--- Data for this task ---

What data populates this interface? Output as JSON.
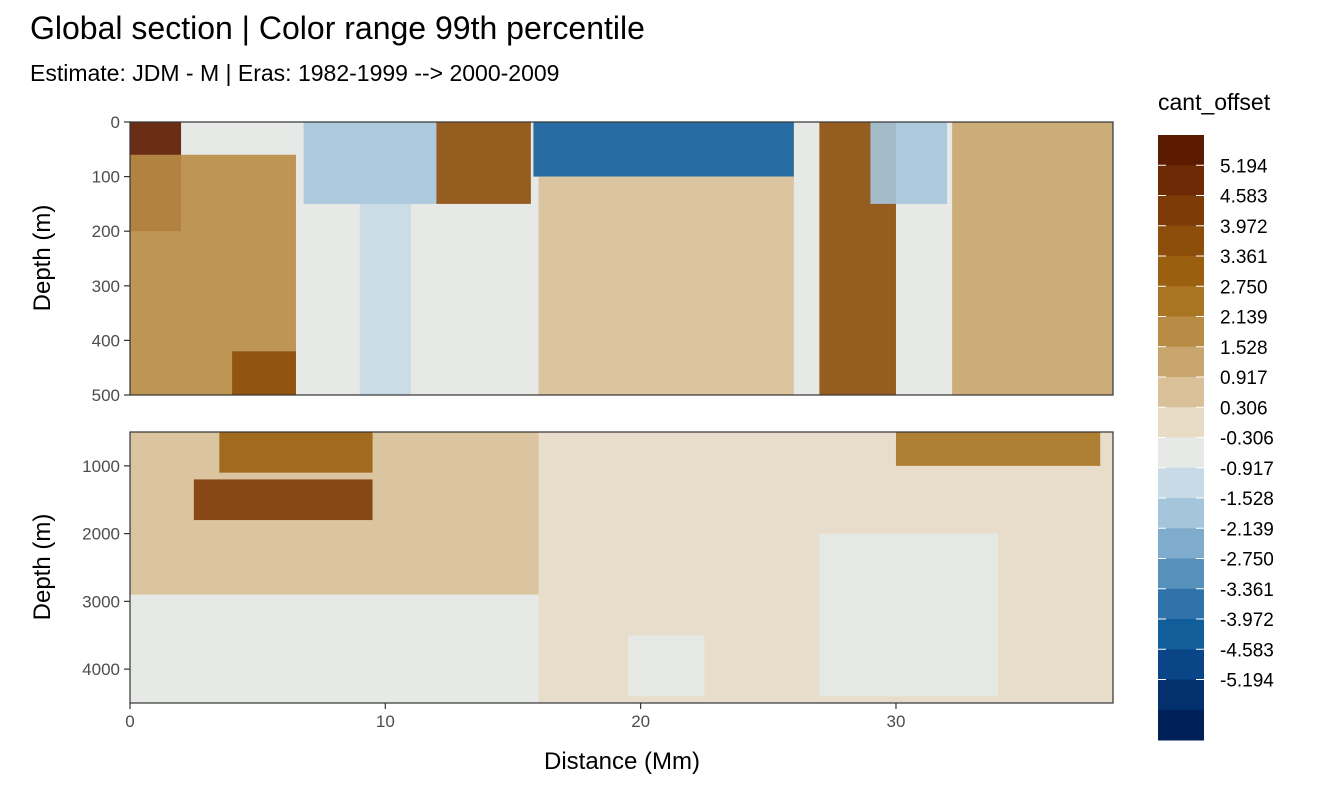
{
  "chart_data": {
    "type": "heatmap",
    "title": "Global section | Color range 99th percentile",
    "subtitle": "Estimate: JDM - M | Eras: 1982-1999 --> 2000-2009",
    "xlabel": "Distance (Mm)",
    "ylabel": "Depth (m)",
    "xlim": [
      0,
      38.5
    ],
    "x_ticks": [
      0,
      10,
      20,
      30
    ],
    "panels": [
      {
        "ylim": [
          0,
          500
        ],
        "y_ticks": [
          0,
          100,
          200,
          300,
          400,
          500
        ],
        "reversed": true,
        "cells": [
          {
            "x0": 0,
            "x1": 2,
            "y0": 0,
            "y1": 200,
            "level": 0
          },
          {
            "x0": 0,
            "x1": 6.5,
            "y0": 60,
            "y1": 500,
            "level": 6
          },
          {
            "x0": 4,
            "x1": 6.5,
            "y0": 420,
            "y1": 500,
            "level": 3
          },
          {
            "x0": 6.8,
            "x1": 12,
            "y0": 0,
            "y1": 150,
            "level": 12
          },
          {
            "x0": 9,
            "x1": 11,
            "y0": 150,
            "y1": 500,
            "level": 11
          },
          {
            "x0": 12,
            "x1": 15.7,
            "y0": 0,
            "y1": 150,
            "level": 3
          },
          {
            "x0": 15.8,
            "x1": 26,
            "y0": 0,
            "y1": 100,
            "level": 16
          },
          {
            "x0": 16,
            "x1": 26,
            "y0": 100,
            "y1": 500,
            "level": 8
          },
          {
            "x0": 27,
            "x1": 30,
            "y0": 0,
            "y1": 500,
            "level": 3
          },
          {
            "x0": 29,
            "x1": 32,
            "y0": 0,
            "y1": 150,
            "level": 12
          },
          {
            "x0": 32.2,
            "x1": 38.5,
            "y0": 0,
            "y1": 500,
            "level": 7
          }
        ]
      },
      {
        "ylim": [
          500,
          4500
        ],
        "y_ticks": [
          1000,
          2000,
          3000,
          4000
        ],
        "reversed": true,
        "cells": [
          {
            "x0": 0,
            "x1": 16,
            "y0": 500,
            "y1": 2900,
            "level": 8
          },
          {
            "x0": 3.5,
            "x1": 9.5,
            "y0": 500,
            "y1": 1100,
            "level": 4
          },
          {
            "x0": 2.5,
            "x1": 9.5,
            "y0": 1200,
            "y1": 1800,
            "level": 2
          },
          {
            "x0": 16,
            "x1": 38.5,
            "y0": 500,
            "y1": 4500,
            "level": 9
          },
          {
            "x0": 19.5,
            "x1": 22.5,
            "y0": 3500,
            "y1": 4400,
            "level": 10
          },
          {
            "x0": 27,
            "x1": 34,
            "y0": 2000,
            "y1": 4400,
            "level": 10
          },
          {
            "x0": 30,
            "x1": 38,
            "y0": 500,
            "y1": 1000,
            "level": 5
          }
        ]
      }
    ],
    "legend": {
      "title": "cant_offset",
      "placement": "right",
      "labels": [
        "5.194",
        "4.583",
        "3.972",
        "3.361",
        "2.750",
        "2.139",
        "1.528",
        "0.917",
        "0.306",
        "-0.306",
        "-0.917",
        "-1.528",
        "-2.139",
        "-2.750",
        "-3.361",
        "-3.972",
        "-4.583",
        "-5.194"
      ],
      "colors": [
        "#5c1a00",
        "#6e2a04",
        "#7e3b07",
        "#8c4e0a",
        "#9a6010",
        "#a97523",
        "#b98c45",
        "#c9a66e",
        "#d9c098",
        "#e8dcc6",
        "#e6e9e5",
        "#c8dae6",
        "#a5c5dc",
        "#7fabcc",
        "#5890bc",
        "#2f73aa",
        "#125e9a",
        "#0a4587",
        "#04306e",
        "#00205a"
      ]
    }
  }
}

---

Copy the records exactly as they appear, excluding images.

What data populates this interface? Output as JSON.
{
  "chart_data": {
    "type": "heatmap",
    "title": "Global section | Color range 99th percentile",
    "subtitle": "Estimate: JDM - M | Eras: 1982-1999 --> 2000-2009",
    "xlabel": "Distance (Mm)",
    "ylabel": "Depth (m)",
    "xlim": [
      0,
      38.5
    ],
    "x_ticks": [
      0,
      10,
      20,
      30
    ],
    "panels": [
      {
        "ylim": [
          0,
          500
        ],
        "y_ticks": [
          0,
          100,
          200,
          300,
          400,
          500
        ],
        "reversed": true,
        "cells": [
          {
            "x0": 0,
            "x1": 2,
            "y0": 0,
            "y1": 200,
            "level": 0
          },
          {
            "x0": 0,
            "x1": 6.5,
            "y0": 60,
            "y1": 500,
            "level": 6
          },
          {
            "x0": 4,
            "x1": 6.5,
            "y0": 420,
            "y1": 500,
            "level": 3
          },
          {
            "x0": 6.8,
            "x1": 12,
            "y0": 0,
            "y1": 150,
            "level": 12
          },
          {
            "x0": 9,
            "x1": 11,
            "y0": 150,
            "y1": 500,
            "level": 11
          },
          {
            "x0": 12,
            "x1": 15.7,
            "y0": 0,
            "y1": 150,
            "level": 3
          },
          {
            "x0": 15.8,
            "x1": 26,
            "y0": 0,
            "y1": 100,
            "level": 16
          },
          {
            "x0": 16,
            "x1": 26,
            "y0": 100,
            "y1": 500,
            "level": 8
          },
          {
            "x0": 27,
            "x1": 30,
            "y0": 0,
            "y1": 500,
            "level": 3
          },
          {
            "x0": 29,
            "x1": 32,
            "y0": 0,
            "y1": 150,
            "level": 12
          },
          {
            "x0": 32.2,
            "x1": 38.5,
            "y0": 0,
            "y1": 500,
            "level": 7
          }
        ]
      },
      {
        "ylim": [
          500,
          4500
        ],
        "y_ticks": [
          1000,
          2000,
          3000,
          4000
        ],
        "reversed": true,
        "cells": [
          {
            "x0": 0,
            "x1": 16,
            "y0": 500,
            "y1": 2900,
            "level": 8
          },
          {
            "x0": 3.5,
            "x1": 9.5,
            "y0": 500,
            "y1": 1100,
            "level": 4
          },
          {
            "x0": 2.5,
            "x1": 9.5,
            "y0": 1200,
            "y1": 1800,
            "level": 2
          },
          {
            "x0": 16,
            "x1": 38.5,
            "y0": 500,
            "y1": 4500,
            "level": 9
          },
          {
            "x0": 19.5,
            "x1": 22.5,
            "y0": 3500,
            "y1": 4400,
            "level": 10
          },
          {
            "x0": 27,
            "x1": 34,
            "y0": 2000,
            "y1": 4400,
            "level": 10
          },
          {
            "x0": 30,
            "x1": 38,
            "y0": 500,
            "y1": 1000,
            "level": 5
          }
        ]
      }
    ],
    "legend": {
      "title": "cant_offset",
      "placement": "right",
      "labels": [
        "5.194",
        "4.583",
        "3.972",
        "3.361",
        "2.750",
        "2.139",
        "1.528",
        "0.917",
        "0.306",
        "-0.306",
        "-0.917",
        "-1.528",
        "-2.139",
        "-2.750",
        "-3.361",
        "-3.972",
        "-4.583",
        "-5.194"
      ],
      "colors": [
        "#5c1a00",
        "#6e2a04",
        "#7e3b07",
        "#8c4e0a",
        "#9a6010",
        "#a97523",
        "#b98c45",
        "#c9a66e",
        "#d9c098",
        "#e8dcc6",
        "#e6e9e5",
        "#c8dae6",
        "#a5c5dc",
        "#7fabcc",
        "#5890bc",
        "#2f73aa",
        "#125e9a",
        "#0a4587",
        "#04306e",
        "#00205a"
      ]
    }
  }
}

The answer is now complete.